**Direction:**
In the listing below, locate the lines that hold "ylabel" and copy them.

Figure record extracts
>>>

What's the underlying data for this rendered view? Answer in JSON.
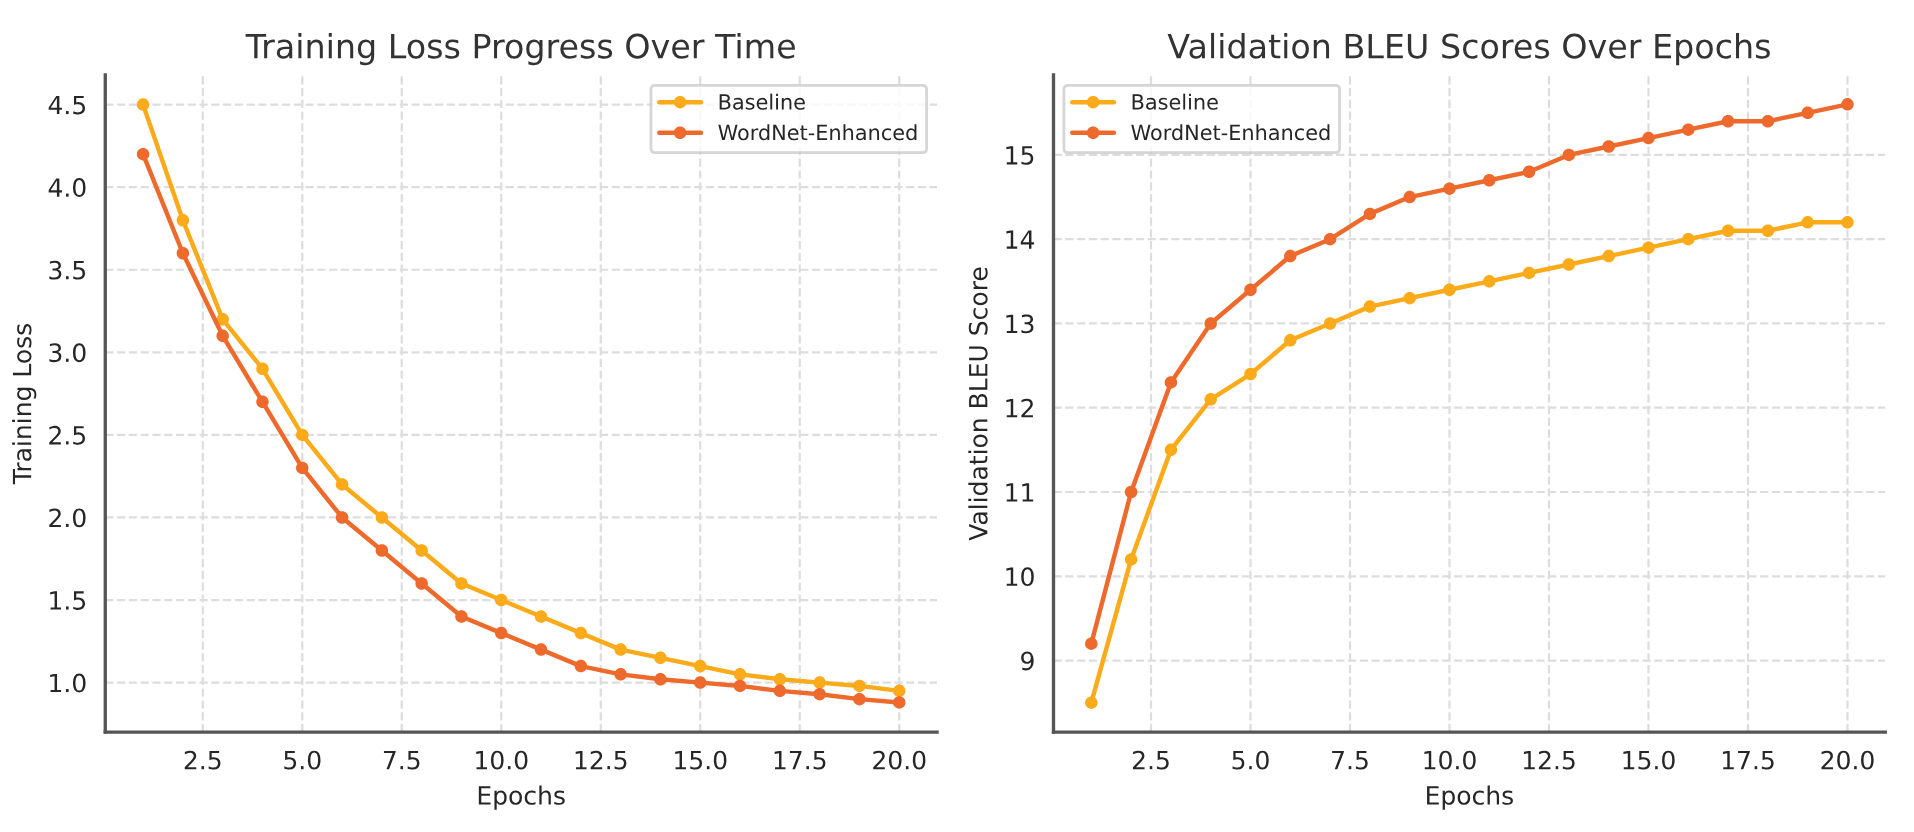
{
  "chart_data": [
    {
      "type": "line",
      "title": "Training Loss Progress Over Time",
      "xlabel": "Epochs",
      "ylabel": "Training Loss",
      "x": [
        1,
        2,
        3,
        4,
        5,
        6,
        7,
        8,
        9,
        10,
        11,
        12,
        13,
        14,
        15,
        16,
        17,
        18,
        19,
        20
      ],
      "series": [
        {
          "name": "Baseline",
          "color": "#fbaa1a",
          "values": [
            4.5,
            3.8,
            3.2,
            2.9,
            2.5,
            2.2,
            2.0,
            1.8,
            1.6,
            1.5,
            1.4,
            1.3,
            1.2,
            1.15,
            1.1,
            1.05,
            1.02,
            1.0,
            0.98,
            0.95
          ]
        },
        {
          "name": "WordNet-Enhanced",
          "color": "#ee6a2c",
          "values": [
            4.2,
            3.6,
            3.1,
            2.7,
            2.3,
            2.0,
            1.8,
            1.6,
            1.4,
            1.3,
            1.2,
            1.1,
            1.05,
            1.02,
            1.0,
            0.98,
            0.95,
            0.93,
            0.9,
            0.88
          ]
        }
      ],
      "xlim": [
        0.05,
        20.95
      ],
      "ylim": [
        0.7,
        4.68
      ],
      "xticks": [
        {
          "value": 2.5,
          "label": "2.5"
        },
        {
          "value": 5,
          "label": "5.0"
        },
        {
          "value": 7.5,
          "label": "7.5"
        },
        {
          "value": 10,
          "label": "10.0"
        },
        {
          "value": 12.5,
          "label": "12.5"
        },
        {
          "value": 15,
          "label": "15.0"
        },
        {
          "value": 17.5,
          "label": "17.5"
        },
        {
          "value": 20,
          "label": "20.0"
        }
      ],
      "yticks": [
        {
          "value": 1,
          "label": "1.0"
        },
        1.5,
        {
          "value": 2,
          "label": "2.0"
        },
        2.5,
        {
          "value": 3,
          "label": "3.0"
        },
        3.5,
        {
          "value": 4,
          "label": "4.0"
        },
        4.5
      ],
      "grid": true,
      "legend": "top right",
      "marker": "circle",
      "line_style": "solid"
    },
    {
      "type": "line",
      "title": "Validation BLEU Scores Over Epochs",
      "xlabel": "Epochs",
      "ylabel": "Validation BLEU Score",
      "x": [
        1,
        2,
        3,
        4,
        5,
        6,
        7,
        8,
        9,
        10,
        11,
        12,
        13,
        14,
        15,
        16,
        17,
        18,
        19,
        20
      ],
      "series": [
        {
          "name": "Baseline",
          "color": "#fbaa1a",
          "values": [
            8.5,
            10.2,
            11.5,
            12.1,
            12.4,
            12.8,
            13.0,
            13.2,
            13.3,
            13.4,
            13.5,
            13.6,
            13.7,
            13.8,
            13.9,
            14.0,
            14.1,
            14.1,
            14.2,
            14.2
          ]
        },
        {
          "name": "WordNet-Enhanced",
          "color": "#ee6a2c",
          "values": [
            9.2,
            11.0,
            12.3,
            13.0,
            13.4,
            13.8,
            14.0,
            14.3,
            14.5,
            14.6,
            14.7,
            14.8,
            15.0,
            15.1,
            15.2,
            15.3,
            15.4,
            15.4,
            15.5,
            15.6
          ]
        }
      ],
      "xlim": [
        0.05,
        20.95
      ],
      "ylim": [
        8.15,
        15.95
      ],
      "xticks": [
        {
          "value": 2.5,
          "label": "2.5"
        },
        {
          "value": 5,
          "label": "5.0"
        },
        {
          "value": 7.5,
          "label": "7.5"
        },
        {
          "value": 10,
          "label": "10.0"
        },
        {
          "value": 12.5,
          "label": "12.5"
        },
        {
          "value": 15,
          "label": "15.0"
        },
        {
          "value": 17.5,
          "label": "17.5"
        },
        {
          "value": 20,
          "label": "20.0"
        }
      ],
      "yticks": [
        9,
        10,
        11,
        12,
        13,
        14,
        15
      ],
      "grid": true,
      "legend": "top left",
      "marker": "circle",
      "line_style": "solid"
    }
  ]
}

<<<

**Result below:**
      "ylabel": "Training Loss",
      "ylabel": "Validation BLEU Score",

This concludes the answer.